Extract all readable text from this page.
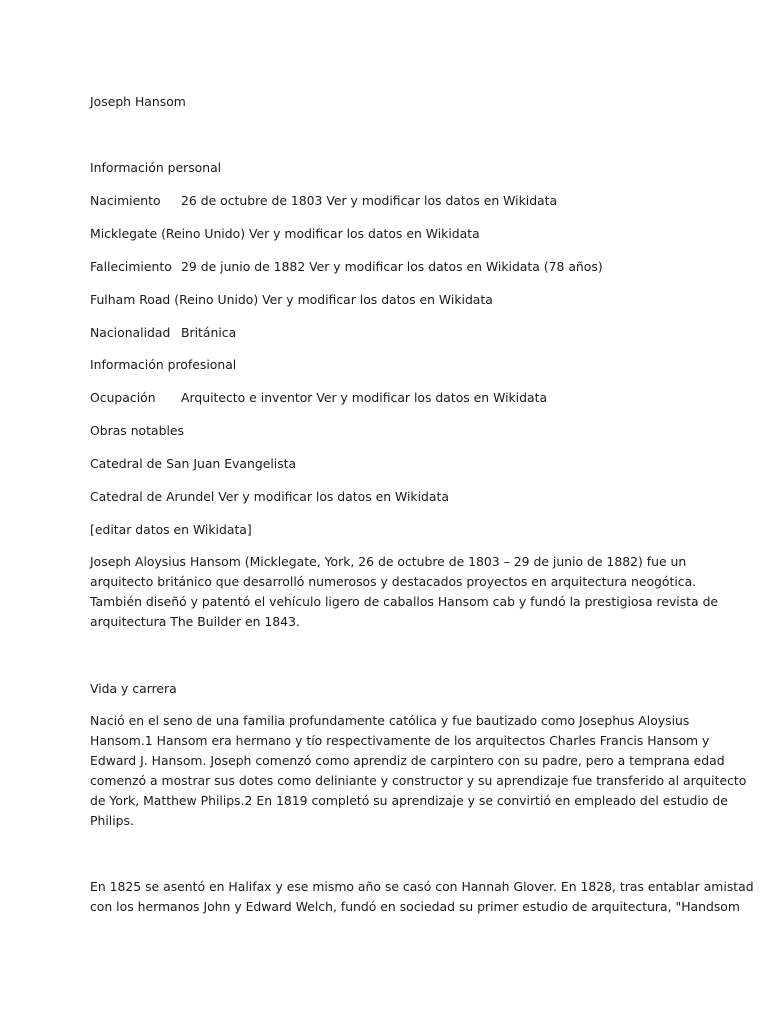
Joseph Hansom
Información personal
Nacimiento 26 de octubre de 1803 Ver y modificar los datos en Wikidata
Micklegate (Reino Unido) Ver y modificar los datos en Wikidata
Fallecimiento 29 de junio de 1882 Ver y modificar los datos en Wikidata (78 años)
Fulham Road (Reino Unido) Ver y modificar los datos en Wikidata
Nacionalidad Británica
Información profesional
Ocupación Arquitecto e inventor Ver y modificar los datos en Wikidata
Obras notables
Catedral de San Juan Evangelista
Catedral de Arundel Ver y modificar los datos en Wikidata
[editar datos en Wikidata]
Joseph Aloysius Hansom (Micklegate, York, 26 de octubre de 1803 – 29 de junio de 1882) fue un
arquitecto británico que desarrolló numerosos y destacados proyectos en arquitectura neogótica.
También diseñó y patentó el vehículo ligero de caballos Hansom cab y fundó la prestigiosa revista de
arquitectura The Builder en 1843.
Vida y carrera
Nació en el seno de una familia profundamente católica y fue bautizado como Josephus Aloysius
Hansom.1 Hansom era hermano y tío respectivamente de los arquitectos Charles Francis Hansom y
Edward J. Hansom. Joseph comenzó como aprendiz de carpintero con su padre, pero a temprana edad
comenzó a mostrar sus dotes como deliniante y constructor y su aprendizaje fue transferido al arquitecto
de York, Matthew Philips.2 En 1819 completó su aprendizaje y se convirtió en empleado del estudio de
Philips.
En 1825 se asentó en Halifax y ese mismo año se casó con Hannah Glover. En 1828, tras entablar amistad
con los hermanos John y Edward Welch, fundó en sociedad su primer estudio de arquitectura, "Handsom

● ● ● ● ● ● ●

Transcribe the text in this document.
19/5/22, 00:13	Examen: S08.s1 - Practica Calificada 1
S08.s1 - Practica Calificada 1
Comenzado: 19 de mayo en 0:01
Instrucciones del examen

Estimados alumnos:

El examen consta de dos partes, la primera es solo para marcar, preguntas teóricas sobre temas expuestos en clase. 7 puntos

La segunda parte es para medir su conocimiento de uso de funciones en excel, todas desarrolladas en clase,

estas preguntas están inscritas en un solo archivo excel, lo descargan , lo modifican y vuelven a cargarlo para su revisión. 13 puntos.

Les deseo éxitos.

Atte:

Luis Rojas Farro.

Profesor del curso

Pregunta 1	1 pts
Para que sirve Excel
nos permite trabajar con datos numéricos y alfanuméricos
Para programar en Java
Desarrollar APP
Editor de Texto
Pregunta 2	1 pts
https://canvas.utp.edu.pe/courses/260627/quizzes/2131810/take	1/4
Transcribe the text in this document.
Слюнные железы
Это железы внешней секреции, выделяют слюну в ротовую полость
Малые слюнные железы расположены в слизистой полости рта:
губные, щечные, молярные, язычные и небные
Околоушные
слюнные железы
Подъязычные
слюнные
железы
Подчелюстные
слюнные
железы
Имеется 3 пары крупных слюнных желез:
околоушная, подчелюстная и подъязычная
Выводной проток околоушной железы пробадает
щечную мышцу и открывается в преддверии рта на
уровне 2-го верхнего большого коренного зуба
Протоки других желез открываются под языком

● ● ● ● ● ● ●

# Task statement:
Filter the records down to the lines that contain the string "Practica", and copy those lines.

# Correct output:
19/5/22, 00:13	Examen: S08.s1 - Practica Calificada 1
S08.s1 - Practica Calificada 1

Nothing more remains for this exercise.